__Brief__
A single number is required: how many lines in the data below contain "document".

Page content records

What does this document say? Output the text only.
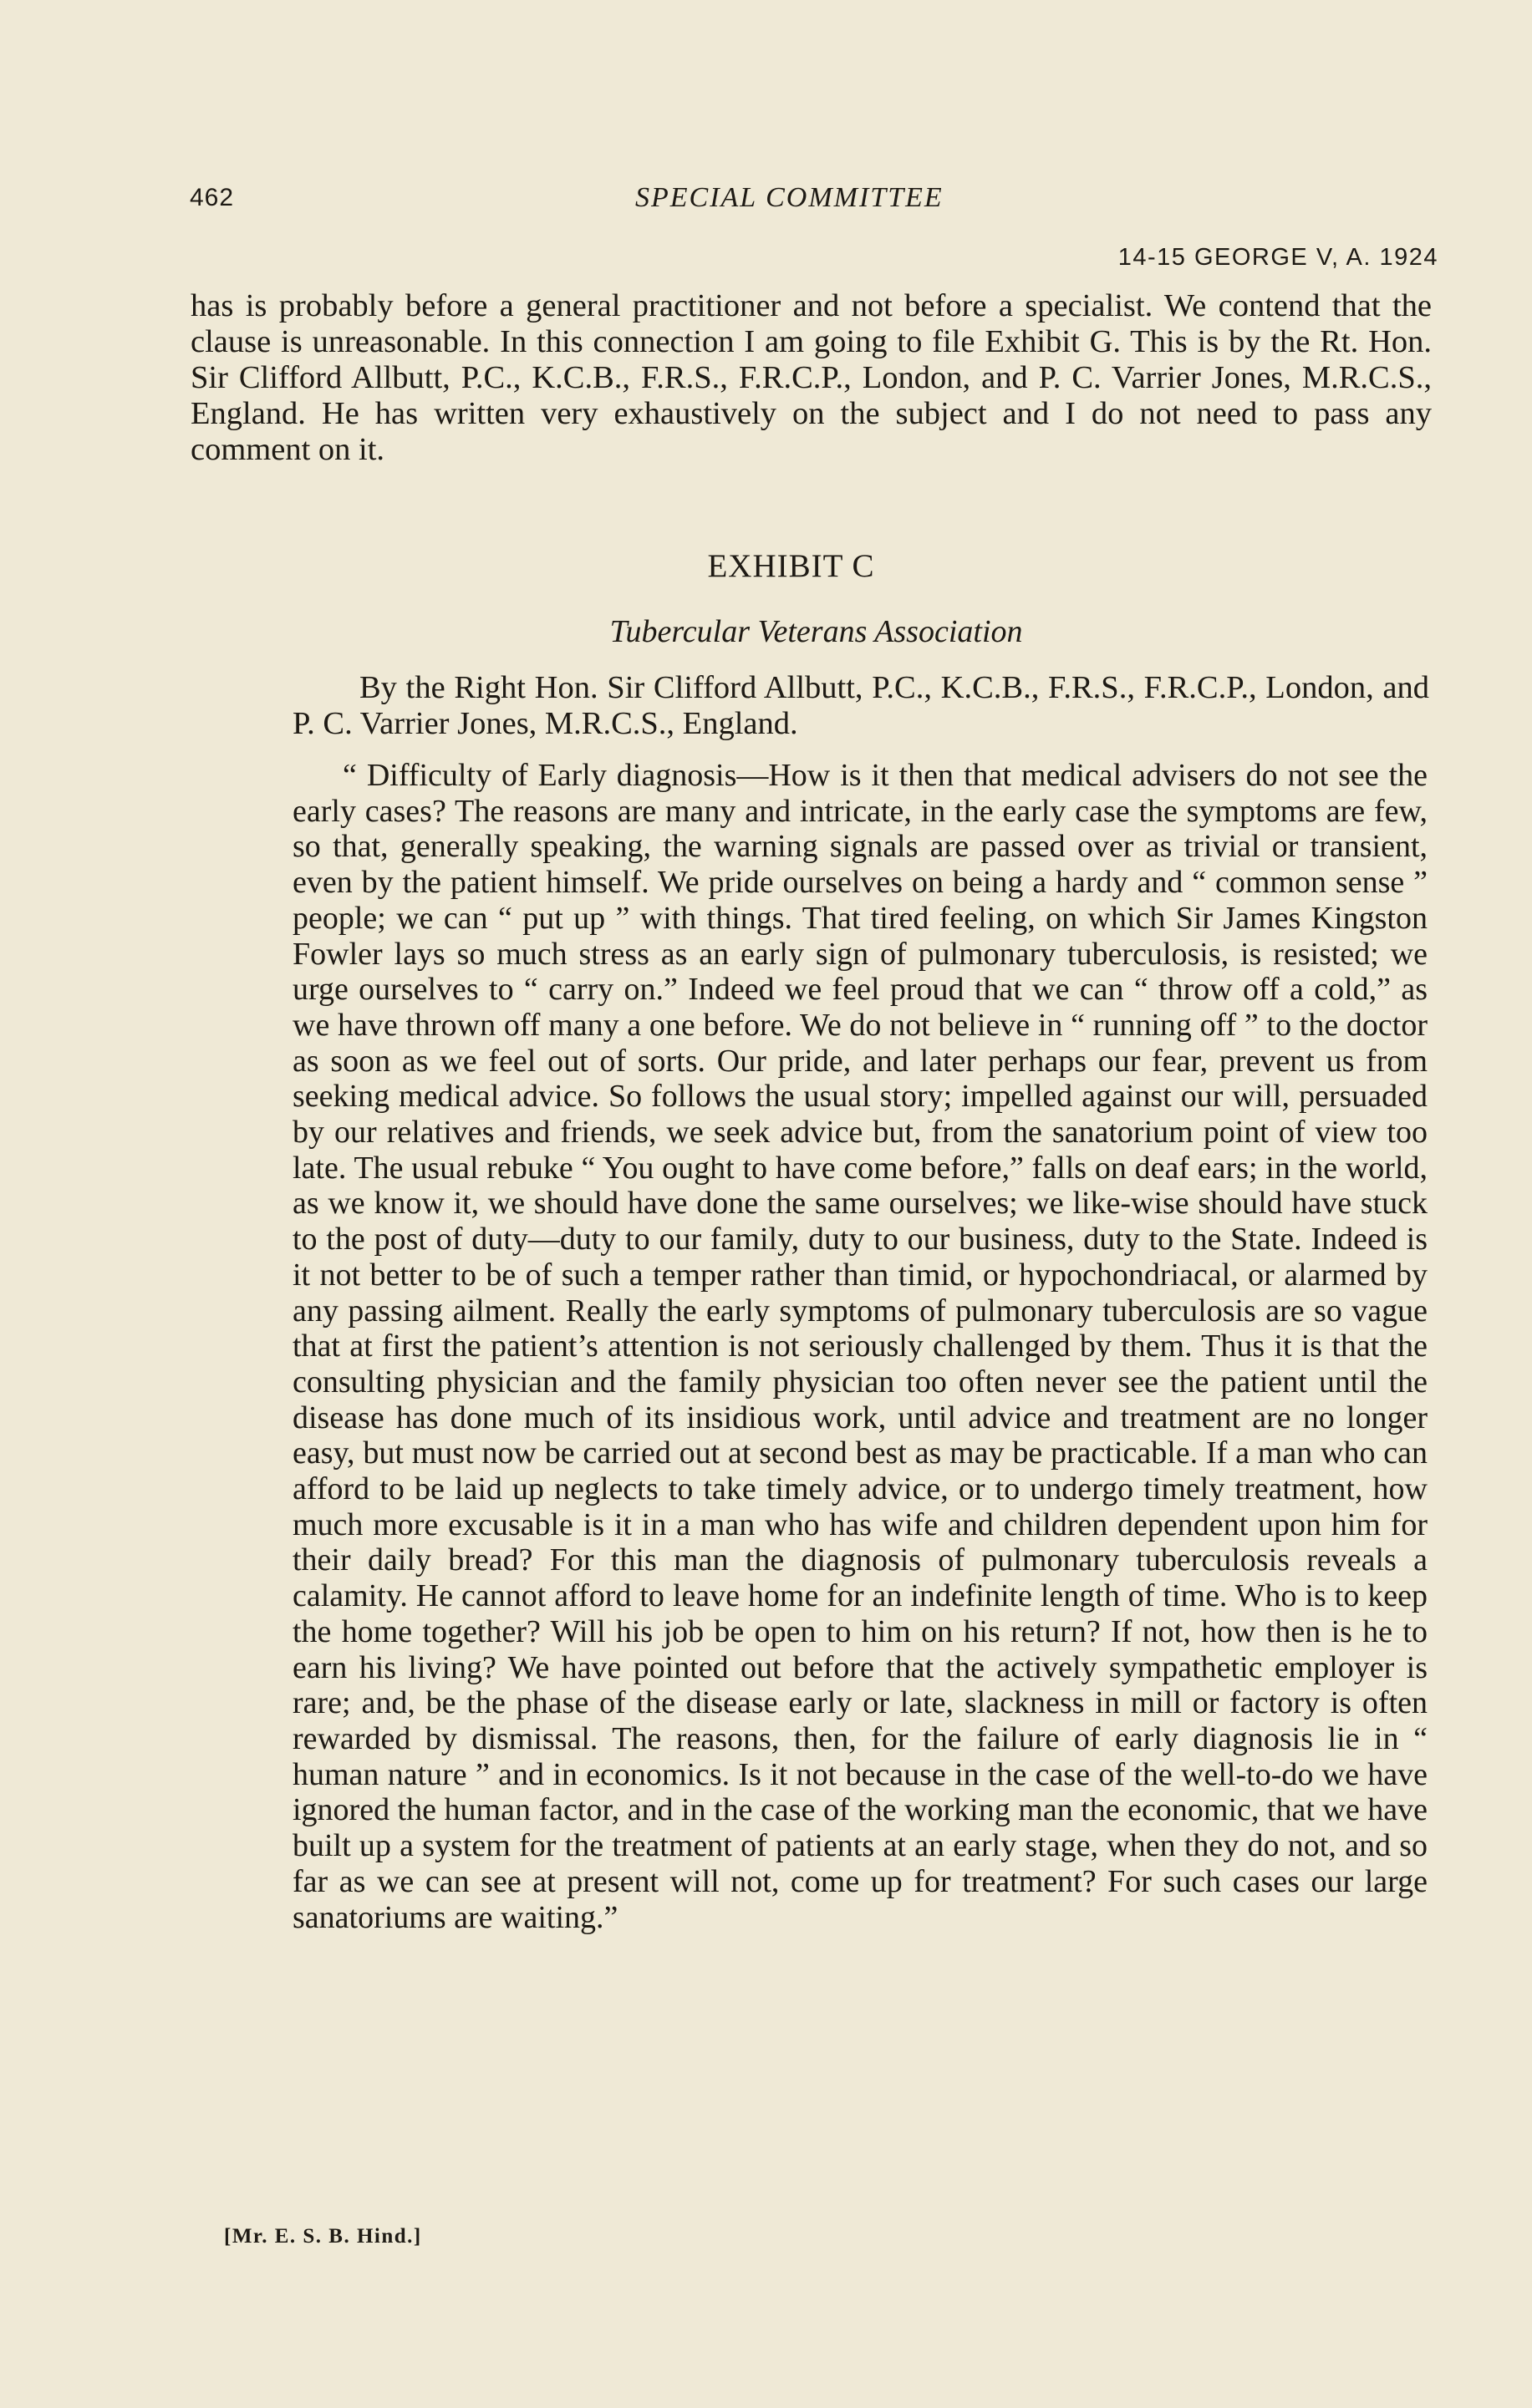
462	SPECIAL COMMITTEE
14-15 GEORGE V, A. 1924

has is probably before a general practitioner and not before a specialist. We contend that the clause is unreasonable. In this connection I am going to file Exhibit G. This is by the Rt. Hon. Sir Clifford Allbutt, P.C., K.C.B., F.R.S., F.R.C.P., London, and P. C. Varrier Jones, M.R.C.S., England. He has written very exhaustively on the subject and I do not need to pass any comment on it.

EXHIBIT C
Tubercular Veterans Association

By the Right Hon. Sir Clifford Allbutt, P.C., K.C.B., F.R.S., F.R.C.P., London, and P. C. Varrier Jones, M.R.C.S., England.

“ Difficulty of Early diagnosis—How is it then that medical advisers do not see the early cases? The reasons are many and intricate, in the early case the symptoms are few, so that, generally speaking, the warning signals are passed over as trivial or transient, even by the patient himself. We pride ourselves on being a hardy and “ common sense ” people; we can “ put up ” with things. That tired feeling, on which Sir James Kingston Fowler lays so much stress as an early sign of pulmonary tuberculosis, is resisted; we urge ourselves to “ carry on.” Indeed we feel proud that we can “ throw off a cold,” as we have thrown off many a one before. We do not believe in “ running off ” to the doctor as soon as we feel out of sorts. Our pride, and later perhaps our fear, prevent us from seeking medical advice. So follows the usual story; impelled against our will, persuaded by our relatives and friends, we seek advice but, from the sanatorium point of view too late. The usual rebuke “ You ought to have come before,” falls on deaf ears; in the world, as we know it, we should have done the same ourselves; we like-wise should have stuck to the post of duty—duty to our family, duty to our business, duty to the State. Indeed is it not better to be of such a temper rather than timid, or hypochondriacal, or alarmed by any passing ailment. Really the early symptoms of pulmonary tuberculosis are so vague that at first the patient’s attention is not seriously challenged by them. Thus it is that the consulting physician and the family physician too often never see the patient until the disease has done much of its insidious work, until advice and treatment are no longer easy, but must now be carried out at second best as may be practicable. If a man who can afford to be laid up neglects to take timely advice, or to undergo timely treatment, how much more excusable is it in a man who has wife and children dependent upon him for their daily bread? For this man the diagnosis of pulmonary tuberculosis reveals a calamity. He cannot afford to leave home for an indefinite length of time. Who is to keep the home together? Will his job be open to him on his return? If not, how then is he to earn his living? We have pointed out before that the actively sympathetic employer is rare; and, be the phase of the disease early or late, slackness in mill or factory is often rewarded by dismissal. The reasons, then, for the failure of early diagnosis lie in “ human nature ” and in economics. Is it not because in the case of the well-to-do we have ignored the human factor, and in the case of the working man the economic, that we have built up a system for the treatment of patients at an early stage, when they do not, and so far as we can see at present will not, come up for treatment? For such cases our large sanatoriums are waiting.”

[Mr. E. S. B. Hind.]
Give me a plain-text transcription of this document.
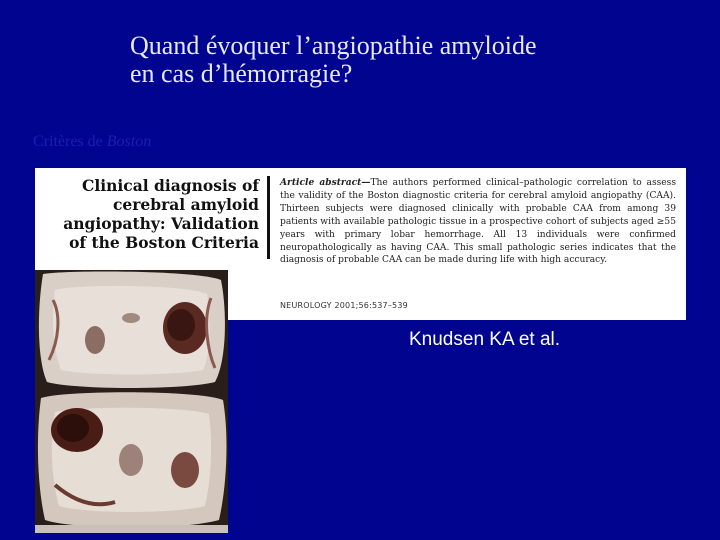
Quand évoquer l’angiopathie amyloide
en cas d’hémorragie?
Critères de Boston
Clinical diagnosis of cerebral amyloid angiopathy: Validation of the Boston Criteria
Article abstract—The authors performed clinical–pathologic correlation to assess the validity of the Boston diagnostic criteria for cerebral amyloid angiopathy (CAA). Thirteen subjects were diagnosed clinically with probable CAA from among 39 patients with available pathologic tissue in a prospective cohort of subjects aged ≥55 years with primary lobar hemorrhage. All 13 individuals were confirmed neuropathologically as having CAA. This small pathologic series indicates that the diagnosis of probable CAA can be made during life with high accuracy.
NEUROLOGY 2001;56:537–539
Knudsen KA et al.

__Result for this exercise__
2